=== WORK INSTRUCTIONS ===
Your answer should be a single number: the count of lines in the material below that hold "Casos".

=== Data extracted from a collection ===
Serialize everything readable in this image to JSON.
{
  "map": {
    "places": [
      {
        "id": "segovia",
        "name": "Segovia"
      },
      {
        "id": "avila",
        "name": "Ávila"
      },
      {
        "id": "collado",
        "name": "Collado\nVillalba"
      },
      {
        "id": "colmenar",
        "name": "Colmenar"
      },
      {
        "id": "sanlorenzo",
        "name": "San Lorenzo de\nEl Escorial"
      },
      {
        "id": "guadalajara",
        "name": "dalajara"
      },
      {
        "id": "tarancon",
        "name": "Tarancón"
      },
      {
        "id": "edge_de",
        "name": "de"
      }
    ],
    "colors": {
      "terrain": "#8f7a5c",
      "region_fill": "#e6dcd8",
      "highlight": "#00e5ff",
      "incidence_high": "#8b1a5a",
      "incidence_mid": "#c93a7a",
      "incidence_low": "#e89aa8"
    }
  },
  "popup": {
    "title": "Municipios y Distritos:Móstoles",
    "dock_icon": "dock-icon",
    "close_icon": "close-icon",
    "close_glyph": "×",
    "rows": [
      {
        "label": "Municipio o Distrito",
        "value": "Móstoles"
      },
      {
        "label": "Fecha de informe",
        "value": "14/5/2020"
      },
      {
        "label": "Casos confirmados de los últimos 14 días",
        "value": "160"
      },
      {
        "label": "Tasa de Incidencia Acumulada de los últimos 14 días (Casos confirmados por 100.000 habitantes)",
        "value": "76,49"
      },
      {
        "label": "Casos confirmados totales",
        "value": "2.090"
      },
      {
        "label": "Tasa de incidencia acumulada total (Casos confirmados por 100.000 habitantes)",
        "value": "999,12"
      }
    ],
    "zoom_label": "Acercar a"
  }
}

=== RESPONSE ===
4